[EXERCISE REQUIREMENTS] Pick out every line in the data below that holds "Zuzanna".

[GIVEN RECORDS]
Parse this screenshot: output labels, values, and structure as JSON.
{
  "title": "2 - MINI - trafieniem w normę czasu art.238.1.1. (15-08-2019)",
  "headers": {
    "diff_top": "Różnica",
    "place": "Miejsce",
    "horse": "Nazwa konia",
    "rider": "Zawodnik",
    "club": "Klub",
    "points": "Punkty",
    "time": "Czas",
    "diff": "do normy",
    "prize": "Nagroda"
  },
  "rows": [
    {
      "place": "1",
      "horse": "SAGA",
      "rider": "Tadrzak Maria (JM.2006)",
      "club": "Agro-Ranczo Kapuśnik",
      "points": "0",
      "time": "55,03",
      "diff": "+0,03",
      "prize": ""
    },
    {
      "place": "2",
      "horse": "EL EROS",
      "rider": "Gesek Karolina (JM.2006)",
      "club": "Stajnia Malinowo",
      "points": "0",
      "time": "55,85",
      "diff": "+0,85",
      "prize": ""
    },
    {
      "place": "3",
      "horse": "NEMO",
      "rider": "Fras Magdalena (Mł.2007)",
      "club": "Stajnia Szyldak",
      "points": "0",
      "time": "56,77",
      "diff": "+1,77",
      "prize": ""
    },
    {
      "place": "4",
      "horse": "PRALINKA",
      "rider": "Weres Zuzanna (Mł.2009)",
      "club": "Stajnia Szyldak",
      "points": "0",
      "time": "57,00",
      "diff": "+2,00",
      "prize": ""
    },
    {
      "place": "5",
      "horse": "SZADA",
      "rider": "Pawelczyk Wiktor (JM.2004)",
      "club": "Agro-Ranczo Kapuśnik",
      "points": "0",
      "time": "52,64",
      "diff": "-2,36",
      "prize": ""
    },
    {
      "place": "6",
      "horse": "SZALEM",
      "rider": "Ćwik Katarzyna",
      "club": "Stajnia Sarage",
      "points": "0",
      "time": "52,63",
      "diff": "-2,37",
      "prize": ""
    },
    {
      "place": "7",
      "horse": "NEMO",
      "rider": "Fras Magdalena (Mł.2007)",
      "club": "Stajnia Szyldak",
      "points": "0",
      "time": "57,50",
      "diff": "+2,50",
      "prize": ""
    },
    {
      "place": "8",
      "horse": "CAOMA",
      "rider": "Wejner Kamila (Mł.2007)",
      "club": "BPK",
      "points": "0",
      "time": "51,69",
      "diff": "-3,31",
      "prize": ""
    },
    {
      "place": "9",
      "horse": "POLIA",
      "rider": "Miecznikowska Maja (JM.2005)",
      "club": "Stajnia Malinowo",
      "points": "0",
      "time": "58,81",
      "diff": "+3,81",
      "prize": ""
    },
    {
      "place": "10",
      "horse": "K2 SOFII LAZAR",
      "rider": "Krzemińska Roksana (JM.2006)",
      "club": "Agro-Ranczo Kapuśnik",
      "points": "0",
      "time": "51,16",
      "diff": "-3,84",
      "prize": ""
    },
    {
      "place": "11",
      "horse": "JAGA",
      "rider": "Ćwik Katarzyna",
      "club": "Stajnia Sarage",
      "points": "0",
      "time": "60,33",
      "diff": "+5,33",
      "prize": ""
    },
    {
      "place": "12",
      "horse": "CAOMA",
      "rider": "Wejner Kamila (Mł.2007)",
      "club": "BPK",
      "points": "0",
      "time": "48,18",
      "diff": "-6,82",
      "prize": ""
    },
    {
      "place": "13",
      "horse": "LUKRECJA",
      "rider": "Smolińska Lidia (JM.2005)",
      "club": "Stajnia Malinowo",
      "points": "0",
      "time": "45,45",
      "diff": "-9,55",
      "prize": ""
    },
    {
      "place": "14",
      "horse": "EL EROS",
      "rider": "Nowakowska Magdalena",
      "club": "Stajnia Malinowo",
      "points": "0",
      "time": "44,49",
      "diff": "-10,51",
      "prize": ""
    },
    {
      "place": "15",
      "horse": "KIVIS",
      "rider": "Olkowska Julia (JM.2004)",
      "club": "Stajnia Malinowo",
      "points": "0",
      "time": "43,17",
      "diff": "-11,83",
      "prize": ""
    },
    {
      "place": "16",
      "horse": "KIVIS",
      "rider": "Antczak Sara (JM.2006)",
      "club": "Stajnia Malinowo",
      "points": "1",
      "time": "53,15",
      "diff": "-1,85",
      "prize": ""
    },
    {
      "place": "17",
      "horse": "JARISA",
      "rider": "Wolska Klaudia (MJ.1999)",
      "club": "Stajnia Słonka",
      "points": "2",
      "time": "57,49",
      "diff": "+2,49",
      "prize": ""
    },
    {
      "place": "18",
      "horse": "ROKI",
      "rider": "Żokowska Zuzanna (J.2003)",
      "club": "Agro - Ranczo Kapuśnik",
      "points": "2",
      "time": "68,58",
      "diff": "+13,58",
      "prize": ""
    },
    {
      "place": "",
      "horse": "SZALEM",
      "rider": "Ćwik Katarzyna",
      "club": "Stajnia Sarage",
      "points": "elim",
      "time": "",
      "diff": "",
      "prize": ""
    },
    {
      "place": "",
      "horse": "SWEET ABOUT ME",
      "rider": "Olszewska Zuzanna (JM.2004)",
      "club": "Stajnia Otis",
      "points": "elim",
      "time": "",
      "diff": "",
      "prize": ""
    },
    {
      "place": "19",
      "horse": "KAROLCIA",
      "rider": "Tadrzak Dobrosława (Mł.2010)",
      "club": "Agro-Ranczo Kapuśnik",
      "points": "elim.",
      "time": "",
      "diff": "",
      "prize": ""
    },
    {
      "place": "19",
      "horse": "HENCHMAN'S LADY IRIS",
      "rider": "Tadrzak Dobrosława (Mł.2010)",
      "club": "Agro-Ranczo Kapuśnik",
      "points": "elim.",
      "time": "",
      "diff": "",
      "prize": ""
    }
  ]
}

[CORRECT RESULT]
      "rider": "Weres Zuzanna (Mł.2009)",
      "rider": "Żokowska Zuzanna (J.2003)",
      "rider": "Olszewska Zuzanna (JM.2004)",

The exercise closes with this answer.